── Listed records ──

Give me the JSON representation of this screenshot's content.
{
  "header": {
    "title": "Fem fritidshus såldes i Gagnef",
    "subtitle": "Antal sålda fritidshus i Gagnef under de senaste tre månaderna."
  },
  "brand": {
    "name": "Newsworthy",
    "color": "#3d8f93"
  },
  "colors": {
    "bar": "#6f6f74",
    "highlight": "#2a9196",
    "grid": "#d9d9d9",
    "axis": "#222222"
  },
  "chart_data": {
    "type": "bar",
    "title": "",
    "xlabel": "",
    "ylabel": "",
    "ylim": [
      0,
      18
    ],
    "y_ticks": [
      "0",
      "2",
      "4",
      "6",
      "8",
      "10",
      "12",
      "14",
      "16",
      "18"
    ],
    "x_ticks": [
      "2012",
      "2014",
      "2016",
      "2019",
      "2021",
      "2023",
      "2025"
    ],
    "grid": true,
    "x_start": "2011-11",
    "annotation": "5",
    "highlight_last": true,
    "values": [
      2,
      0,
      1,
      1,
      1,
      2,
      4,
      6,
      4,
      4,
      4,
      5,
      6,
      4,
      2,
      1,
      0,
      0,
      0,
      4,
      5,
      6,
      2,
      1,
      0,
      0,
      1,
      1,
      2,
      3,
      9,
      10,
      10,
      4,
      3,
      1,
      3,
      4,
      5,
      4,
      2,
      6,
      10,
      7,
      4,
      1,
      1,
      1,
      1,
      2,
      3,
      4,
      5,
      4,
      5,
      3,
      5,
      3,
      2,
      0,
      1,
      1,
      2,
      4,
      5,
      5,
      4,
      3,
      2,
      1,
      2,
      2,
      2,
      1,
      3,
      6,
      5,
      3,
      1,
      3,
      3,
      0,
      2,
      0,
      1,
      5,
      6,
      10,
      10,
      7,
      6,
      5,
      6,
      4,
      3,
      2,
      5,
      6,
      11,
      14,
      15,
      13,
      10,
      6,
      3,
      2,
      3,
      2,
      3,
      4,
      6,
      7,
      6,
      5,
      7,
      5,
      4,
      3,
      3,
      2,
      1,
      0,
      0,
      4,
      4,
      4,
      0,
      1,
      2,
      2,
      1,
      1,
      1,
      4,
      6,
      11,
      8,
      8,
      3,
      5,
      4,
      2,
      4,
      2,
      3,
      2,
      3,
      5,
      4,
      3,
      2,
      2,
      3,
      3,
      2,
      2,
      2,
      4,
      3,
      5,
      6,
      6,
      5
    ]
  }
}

───

**Aim of the task:** Write out all records exactly, keeping every detail.

**Result for this task:**
Give me the JSON representation of this screenshot's content.
{
  "header": {
    "title": "Fem fritidshus såldes i Gagnef",
    "subtitle": "Antal sålda fritidshus i Gagnef under de senaste tre månaderna."
  },
  "brand": {
    "name": "Newsworthy",
    "color": "#3d8f93"
  },
  "colors": {
    "bar": "#6f6f74",
    "highlight": "#2a9196",
    "grid": "#d9d9d9",
    "axis": "#222222"
  },
  "chart_data": {
    "type": "bar",
    "title": "",
    "xlabel": "",
    "ylabel": "",
    "ylim": [
      0,
      18
    ],
    "y_ticks": [
      "0",
      "2",
      "4",
      "6",
      "8",
      "10",
      "12",
      "14",
      "16",
      "18"
    ],
    "x_ticks": [
      "2012",
      "2014",
      "2016",
      "2019",
      "2021",
      "2023",
      "2025"
    ],
    "grid": true,
    "x_start": "2011-11",
    "annotation": "5",
    "highlight_last": true,
    "values": [
      2,
      0,
      1,
      1,
      1,
      2,
      4,
      6,
      4,
      4,
      4,
      5,
      6,
      4,
      2,
      1,
      0,
      0,
      0,
      4,
      5,
      6,
      2,
      1,
      0,
      0,
      1,
      1,
      2,
      3,
      9,
      10,
      10,
      4,
      3,
      1,
      3,
      4,
      5,
      4,
      2,
      6,
      10,
      7,
      4,
      1,
      1,
      1,
      1,
      2,
      3,
      4,
      5,
      4,
      5,
      3,
      5,
      3,
      2,
      0,
      1,
      1,
      2,
      4,
      5,
      5,
      4,
      3,
      2,
      1,
      2,
      2,
      2,
      1,
      3,
      6,
      5,
      3,
      1,
      3,
      3,
      0,
      2,
      0,
      1,
      5,
      6,
      10,
      10,
      7,
      6,
      5,
      6,
      4,
      3,
      2,
      5,
      6,
      11,
      14,
      15,
      13,
      10,
      6,
      3,
      2,
      3,
      2,
      3,
      4,
      6,
      7,
      6,
      5,
      7,
      5,
      4,
      3,
      3,
      2,
      1,
      0,
      0,
      4,
      4,
      4,
      0,
      1,
      2,
      2,
      1,
      1,
      1,
      4,
      6,
      11,
      8,
      8,
      3,
      5,
      4,
      2,
      4,
      2,
      3,
      2,
      3,
      5,
      4,
      3,
      2,
      2,
      3,
      3,
      2,
      2,
      2,
      4,
      3,
      5,
      6,
      6,
      5
    ]
  }
}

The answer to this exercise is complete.